■ **Description of the task**
Copy every line in the records below that contains the word "color".

■ **Record extracts**
+++
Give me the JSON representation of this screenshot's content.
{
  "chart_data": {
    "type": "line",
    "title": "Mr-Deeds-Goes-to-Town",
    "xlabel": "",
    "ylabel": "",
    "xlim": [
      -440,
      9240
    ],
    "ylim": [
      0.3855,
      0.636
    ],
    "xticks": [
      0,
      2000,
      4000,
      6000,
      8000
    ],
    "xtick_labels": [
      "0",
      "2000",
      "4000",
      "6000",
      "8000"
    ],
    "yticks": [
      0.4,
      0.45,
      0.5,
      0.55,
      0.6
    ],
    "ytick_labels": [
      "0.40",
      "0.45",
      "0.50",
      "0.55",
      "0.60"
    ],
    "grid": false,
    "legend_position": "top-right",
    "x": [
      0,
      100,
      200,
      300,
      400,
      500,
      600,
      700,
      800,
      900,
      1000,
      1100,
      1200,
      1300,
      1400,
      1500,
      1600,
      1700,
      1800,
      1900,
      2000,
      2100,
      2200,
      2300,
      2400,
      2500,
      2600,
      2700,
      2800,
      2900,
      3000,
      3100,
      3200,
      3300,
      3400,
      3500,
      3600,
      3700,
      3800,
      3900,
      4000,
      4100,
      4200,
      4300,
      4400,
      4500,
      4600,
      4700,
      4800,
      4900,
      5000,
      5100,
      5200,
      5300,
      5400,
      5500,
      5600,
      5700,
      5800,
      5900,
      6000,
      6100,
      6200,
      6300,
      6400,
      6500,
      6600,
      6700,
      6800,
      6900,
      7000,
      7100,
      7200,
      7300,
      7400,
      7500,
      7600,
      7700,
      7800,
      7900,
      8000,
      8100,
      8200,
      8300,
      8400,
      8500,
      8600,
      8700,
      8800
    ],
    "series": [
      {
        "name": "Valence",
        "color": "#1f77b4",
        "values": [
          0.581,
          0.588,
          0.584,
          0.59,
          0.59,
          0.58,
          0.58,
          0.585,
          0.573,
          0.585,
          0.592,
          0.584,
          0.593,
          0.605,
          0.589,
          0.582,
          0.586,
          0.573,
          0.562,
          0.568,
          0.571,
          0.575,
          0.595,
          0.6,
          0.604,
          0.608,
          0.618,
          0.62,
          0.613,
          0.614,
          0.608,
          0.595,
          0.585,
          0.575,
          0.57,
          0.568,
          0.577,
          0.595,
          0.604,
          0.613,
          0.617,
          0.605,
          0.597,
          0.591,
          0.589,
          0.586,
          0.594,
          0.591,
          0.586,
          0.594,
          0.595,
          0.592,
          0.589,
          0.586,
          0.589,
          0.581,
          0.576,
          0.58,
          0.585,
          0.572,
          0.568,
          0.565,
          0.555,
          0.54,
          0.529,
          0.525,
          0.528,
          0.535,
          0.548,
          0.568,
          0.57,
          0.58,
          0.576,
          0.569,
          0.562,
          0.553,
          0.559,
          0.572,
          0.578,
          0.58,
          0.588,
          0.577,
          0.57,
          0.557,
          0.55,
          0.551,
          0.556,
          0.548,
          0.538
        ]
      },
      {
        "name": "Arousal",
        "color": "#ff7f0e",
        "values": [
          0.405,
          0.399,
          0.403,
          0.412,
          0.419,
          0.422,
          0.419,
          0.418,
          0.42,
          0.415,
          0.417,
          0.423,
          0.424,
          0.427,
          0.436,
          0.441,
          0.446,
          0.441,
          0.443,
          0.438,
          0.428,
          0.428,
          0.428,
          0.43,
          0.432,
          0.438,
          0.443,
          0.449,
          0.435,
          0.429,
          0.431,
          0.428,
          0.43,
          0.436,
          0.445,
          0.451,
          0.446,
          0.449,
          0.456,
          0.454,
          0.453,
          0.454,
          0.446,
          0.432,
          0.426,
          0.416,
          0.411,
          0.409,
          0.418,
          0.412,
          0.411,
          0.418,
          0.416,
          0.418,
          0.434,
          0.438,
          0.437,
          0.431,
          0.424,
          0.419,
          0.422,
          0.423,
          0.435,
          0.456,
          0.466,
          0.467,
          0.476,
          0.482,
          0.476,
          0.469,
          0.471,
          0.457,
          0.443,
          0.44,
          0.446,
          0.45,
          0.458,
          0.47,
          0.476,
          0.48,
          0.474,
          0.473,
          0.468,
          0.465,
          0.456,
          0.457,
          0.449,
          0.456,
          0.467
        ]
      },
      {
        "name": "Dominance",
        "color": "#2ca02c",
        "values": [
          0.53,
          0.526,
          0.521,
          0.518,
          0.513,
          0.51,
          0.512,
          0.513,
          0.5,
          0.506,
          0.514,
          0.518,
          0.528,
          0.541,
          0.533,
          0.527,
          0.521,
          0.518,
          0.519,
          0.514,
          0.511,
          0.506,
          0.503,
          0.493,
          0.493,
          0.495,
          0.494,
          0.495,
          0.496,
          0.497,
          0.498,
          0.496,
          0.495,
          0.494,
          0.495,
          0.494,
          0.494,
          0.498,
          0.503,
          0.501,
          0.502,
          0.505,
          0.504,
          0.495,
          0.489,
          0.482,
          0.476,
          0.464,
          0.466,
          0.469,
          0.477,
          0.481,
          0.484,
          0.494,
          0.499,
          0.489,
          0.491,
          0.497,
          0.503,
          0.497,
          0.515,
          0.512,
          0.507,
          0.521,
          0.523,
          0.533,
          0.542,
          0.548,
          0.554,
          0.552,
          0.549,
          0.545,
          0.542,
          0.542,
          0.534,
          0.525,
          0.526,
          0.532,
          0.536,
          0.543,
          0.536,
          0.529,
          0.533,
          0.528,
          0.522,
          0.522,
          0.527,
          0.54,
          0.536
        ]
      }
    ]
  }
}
+++
■ **Solution**
        "color": "#1f77b4",
        "color": "#ff7f0e",
        "color": "#2ca02c",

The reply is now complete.